Mind you, DeVos’ policy stances aren’t exactly an anomaly. LGBT students haven’t been protected under Title IX all that long - only a few years ago the Department issued a clarification letter incorporating protections for our community into existing legal frameworks. If history is any indication, the legal push and pull in terms of incorporating and accepting these policies will be long and drawn out. Any well intentioned federal policy designed to protect the rights of students to a fair and equal education - school desegregation, anti-sexual violence policies - have all been subject to decades of legal battles that still rage on to this day. DeVos’ stance isn’t the death knell for these policies, just like Arne Duncan’s and John King Jr.’s support for them didn’t guarantee their sustained existence.

Another key component of this issue is the disconnect and lack of communication between interest groups and advocacy organizations whose work should be dovetailing on these issues. The Human Rights Campaign has focused its attention mostly on K-12 schools, fighting for protections for LGBT students in those environments, while anti-rape organizations like Know Your IX and End Rape on Campus have primarily concentrated solely on colleges and universities, the latter often sticking solely to Title IX’s isolated role in adjudicating sexual violations.

Short task A:
Name every person mentioned in the text on LGBT student protections under Title IX.
Short task B:
Reproduce the passage of the text on LGBT student protections starting with "Another key component" and going on through "adjudicating sexual violations.", substituting "higher education institutions" for "colleges and universities".

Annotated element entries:
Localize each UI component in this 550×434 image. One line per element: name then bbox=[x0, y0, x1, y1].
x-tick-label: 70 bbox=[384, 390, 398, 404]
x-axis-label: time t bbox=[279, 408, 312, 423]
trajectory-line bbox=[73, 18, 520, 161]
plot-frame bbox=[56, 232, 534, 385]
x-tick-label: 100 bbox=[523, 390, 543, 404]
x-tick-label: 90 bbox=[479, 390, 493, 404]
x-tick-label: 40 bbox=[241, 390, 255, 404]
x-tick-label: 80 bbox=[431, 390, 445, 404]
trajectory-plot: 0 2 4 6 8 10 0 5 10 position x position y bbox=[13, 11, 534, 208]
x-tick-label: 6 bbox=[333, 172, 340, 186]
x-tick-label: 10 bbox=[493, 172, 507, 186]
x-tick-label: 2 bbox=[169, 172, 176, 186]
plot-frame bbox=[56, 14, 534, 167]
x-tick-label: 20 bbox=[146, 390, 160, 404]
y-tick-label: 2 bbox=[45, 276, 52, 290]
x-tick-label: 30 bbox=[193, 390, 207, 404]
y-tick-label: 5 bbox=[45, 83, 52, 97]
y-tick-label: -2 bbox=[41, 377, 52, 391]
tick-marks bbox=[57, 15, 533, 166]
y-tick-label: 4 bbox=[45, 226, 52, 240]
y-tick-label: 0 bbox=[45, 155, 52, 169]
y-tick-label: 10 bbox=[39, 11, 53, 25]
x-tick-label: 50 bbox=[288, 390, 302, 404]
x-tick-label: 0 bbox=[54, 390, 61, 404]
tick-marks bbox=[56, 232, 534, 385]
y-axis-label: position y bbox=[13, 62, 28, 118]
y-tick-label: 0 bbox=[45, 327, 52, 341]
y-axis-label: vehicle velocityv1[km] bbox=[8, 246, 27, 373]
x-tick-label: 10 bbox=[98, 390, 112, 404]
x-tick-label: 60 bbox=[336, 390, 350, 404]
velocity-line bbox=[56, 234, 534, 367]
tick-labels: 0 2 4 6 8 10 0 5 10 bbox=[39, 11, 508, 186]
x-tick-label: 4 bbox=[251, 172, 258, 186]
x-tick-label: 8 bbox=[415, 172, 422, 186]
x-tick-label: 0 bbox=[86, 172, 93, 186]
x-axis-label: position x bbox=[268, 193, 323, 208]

Expected output A:
DeVos, Arne Duncan, John King Jr.

Expected output B:
Another key component of this issue is the disconnect and lack of communication between interest groups and advocacy organizations whose work should be dovetailing on these issues. The Human Rights Campaign has focused its attention mostly on K-12 schools, fighting for protections for LGBT students in those environments, while anti-rape organizations like Know Your IX and End Rape on Campus have primarily concentrated solely on higher education institutions, the latter often sticking solely to Title IX’s isolated role in adjudicating sexual violations.